▶ [DATA ENTRIES]
..............................

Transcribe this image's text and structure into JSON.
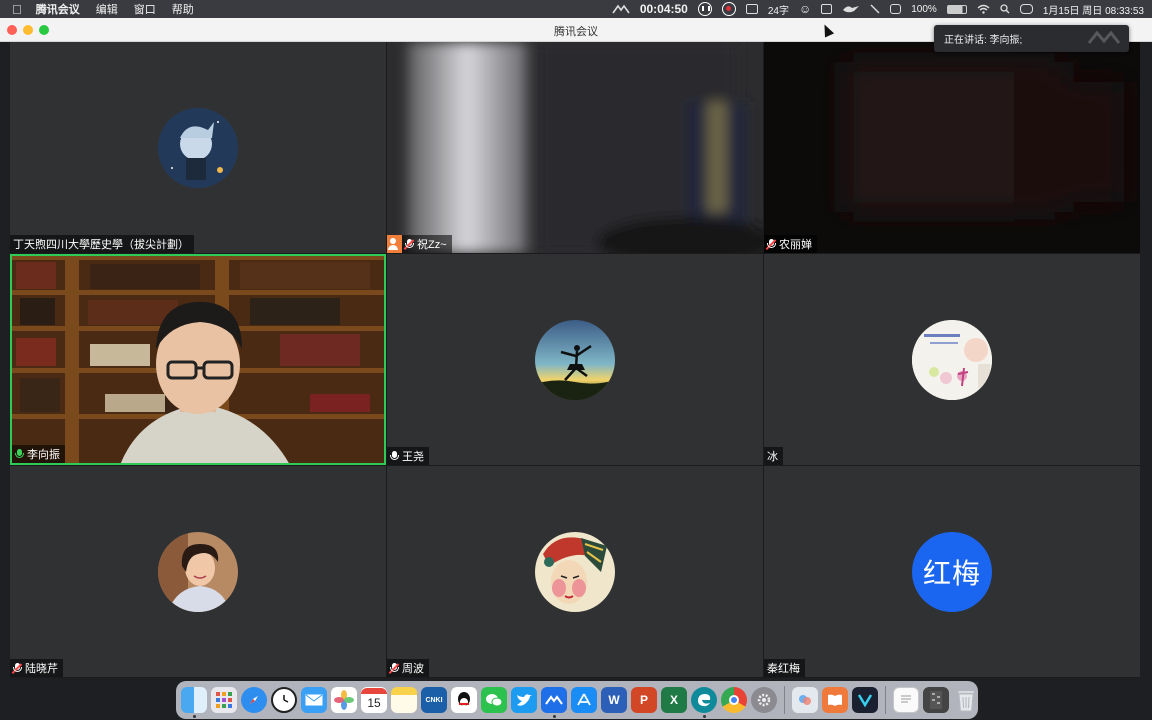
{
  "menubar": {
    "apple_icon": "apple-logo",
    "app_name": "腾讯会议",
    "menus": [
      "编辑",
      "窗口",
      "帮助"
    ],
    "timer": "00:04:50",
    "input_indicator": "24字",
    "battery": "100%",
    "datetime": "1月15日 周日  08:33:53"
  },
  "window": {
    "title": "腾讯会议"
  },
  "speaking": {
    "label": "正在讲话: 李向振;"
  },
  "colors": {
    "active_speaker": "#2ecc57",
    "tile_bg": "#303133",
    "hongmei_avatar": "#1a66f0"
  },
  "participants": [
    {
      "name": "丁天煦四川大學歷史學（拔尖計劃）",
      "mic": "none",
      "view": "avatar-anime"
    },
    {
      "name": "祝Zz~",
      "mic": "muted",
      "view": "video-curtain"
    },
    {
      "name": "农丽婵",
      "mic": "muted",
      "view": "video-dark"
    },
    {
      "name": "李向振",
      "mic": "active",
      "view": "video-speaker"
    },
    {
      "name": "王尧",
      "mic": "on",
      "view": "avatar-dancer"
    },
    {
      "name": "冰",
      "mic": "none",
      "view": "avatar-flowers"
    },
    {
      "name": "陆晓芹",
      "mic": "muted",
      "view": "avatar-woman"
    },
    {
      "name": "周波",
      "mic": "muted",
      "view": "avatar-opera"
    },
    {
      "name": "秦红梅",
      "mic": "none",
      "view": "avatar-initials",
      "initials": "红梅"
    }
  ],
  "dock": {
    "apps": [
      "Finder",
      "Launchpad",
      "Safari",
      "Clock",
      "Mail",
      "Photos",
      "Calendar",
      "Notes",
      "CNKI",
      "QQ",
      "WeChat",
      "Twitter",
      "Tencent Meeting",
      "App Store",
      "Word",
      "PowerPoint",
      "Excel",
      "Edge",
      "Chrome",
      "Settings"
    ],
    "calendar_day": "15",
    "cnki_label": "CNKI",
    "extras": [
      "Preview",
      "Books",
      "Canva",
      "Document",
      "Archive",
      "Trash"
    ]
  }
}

..............................

▶ [PROBLEM DESCRIPTION]
Copy the records exactly. Skip the pictures.

▶ [FULL RESPONSE]
Transcribe this image's text and structure into JSON.
{
  "menubar": {
    "apple_icon": "apple-logo",
    "app_name": "腾讯会议",
    "menus": [
      "编辑",
      "窗口",
      "帮助"
    ],
    "timer": "00:04:50",
    "input_indicator": "24字",
    "battery": "100%",
    "datetime": "1月15日 周日  08:33:53"
  },
  "window": {
    "title": "腾讯会议"
  },
  "speaking": {
    "label": "正在讲话: 李向振;"
  },
  "colors": {
    "active_speaker": "#2ecc57",
    "tile_bg": "#303133",
    "hongmei_avatar": "#1a66f0"
  },
  "participants": [
    {
      "name": "丁天煦四川大學歷史學（拔尖計劃）",
      "mic": "none",
      "view": "avatar-anime"
    },
    {
      "name": "祝Zz~",
      "mic": "muted",
      "view": "video-curtain"
    },
    {
      "name": "农丽婵",
      "mic": "muted",
      "view": "video-dark"
    },
    {
      "name": "李向振",
      "mic": "active",
      "view": "video-speaker"
    },
    {
      "name": "王尧",
      "mic": "on",
      "view": "avatar-dancer"
    },
    {
      "name": "冰",
      "mic": "none",
      "view": "avatar-flowers"
    },
    {
      "name": "陆晓芹",
      "mic": "muted",
      "view": "avatar-woman"
    },
    {
      "name": "周波",
      "mic": "muted",
      "view": "avatar-opera"
    },
    {
      "name": "秦红梅",
      "mic": "none",
      "view": "avatar-initials",
      "initials": "红梅"
    }
  ],
  "dock": {
    "apps": [
      "Finder",
      "Launchpad",
      "Safari",
      "Clock",
      "Mail",
      "Photos",
      "Calendar",
      "Notes",
      "CNKI",
      "QQ",
      "WeChat",
      "Twitter",
      "Tencent Meeting",
      "App Store",
      "Word",
      "PowerPoint",
      "Excel",
      "Edge",
      "Chrome",
      "Settings"
    ],
    "calendar_day": "15",
    "cnki_label": "CNKI",
    "extras": [
      "Preview",
      "Books",
      "Canva",
      "Document",
      "Archive",
      "Trash"
    ]
  }
}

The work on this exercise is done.